_What you should do_
Find the string "infensus" in the entries and copy each line that has it.

....................

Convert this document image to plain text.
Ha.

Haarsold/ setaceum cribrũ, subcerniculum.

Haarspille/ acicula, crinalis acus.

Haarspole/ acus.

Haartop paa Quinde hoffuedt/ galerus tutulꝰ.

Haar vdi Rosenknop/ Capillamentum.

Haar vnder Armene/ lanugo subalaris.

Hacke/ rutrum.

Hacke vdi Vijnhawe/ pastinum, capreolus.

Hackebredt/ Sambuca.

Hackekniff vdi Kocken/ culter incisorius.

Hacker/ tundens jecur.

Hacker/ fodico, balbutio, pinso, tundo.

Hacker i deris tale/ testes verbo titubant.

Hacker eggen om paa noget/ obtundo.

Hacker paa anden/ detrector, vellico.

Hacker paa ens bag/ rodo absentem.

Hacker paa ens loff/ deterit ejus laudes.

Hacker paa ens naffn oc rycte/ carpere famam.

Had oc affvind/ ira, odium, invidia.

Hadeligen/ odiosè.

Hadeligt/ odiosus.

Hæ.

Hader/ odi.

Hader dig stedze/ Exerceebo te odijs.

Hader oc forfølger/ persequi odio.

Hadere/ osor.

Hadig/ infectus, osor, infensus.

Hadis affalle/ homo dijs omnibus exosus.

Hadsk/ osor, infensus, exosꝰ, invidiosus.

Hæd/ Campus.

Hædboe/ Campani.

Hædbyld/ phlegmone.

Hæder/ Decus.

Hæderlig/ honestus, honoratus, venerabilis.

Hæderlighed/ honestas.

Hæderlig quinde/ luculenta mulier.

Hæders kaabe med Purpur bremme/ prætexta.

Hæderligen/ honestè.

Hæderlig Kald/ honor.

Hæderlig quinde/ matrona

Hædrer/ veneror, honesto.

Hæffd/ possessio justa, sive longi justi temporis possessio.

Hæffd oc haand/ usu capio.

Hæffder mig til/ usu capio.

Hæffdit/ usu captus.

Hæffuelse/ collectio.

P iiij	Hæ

....................

_Reply to the task_
Hadig/ infectus, osor, infensus.
Hadsk/ osor, infensus, exosꝰ, invidiosus.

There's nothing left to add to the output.